Filter this material down to the lines that hold "text", copying each one.

** begin **

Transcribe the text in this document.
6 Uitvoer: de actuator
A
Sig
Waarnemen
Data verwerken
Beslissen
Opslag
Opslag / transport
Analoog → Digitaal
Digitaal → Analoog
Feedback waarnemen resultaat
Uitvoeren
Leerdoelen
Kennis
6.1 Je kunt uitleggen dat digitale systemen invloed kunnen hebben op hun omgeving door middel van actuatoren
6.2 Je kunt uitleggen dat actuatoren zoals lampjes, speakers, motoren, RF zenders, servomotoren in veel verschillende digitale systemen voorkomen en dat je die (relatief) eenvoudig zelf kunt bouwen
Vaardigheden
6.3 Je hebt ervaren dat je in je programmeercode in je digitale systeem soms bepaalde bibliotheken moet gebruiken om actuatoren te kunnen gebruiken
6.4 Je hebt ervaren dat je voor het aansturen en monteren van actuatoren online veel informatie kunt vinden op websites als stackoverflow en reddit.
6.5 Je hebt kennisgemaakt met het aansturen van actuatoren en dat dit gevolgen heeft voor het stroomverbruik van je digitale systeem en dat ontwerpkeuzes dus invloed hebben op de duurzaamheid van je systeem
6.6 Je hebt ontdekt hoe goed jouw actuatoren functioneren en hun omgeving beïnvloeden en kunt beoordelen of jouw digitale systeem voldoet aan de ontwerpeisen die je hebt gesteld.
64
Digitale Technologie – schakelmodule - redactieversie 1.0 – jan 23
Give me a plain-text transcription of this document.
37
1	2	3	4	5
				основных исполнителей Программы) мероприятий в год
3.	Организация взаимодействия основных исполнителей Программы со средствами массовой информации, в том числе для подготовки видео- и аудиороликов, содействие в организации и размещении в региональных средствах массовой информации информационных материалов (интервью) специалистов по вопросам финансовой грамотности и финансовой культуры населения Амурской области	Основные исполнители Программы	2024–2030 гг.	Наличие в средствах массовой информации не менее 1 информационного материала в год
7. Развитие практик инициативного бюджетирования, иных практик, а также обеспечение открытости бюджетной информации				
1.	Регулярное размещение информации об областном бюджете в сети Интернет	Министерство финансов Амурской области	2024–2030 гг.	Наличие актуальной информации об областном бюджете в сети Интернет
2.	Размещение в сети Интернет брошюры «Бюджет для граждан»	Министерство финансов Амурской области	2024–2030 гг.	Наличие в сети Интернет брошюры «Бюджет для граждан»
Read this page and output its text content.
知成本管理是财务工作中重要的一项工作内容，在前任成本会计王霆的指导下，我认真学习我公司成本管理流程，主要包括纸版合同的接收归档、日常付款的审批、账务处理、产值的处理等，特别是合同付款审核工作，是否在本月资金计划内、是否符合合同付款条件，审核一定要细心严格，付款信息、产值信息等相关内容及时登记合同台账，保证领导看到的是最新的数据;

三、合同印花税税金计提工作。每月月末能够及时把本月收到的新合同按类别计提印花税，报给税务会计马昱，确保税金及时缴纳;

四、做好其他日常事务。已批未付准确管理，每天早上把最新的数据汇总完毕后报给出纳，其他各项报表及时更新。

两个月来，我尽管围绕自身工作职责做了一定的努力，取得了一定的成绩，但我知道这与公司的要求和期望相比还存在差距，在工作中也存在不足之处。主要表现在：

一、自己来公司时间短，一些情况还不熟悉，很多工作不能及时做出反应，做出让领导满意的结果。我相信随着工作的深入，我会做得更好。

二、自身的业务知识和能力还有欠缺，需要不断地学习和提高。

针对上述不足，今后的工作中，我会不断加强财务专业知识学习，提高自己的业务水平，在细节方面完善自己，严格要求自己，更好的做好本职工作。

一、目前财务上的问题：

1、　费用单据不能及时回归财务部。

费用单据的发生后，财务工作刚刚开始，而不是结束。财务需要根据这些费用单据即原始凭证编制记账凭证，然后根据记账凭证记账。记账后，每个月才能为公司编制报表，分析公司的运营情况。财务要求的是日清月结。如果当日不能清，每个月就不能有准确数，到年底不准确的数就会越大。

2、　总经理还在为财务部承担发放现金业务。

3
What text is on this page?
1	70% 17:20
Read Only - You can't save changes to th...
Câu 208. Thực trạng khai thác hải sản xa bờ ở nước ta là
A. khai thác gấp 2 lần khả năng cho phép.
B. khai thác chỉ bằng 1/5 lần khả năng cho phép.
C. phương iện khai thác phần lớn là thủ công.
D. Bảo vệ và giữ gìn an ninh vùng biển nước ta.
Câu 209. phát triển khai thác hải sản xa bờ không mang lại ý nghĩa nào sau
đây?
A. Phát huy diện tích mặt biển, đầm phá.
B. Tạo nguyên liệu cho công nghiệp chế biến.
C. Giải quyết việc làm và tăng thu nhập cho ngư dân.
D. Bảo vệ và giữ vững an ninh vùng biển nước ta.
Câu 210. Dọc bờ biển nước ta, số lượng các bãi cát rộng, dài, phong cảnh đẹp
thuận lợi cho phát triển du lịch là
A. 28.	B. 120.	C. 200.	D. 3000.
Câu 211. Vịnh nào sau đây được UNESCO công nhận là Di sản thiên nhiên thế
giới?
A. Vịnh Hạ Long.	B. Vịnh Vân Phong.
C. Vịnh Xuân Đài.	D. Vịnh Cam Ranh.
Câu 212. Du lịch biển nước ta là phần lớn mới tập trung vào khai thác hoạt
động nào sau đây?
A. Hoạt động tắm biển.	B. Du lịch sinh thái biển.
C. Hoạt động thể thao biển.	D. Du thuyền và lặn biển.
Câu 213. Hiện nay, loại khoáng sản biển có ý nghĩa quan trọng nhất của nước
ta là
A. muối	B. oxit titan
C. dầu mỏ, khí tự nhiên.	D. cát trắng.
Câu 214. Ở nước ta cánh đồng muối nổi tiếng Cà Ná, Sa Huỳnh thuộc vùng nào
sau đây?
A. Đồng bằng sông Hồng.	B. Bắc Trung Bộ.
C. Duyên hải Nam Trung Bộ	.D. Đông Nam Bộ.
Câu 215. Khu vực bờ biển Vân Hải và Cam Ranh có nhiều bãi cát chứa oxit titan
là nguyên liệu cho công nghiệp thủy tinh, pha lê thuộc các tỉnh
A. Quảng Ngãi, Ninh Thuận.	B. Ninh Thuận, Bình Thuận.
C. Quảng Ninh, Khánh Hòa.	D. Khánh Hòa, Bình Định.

** end **

→ **Answer to the problem**
Transcribe the text in this document.
Give me a plain-text transcription of this document.
Read this page and output its text content.
What text is on this page?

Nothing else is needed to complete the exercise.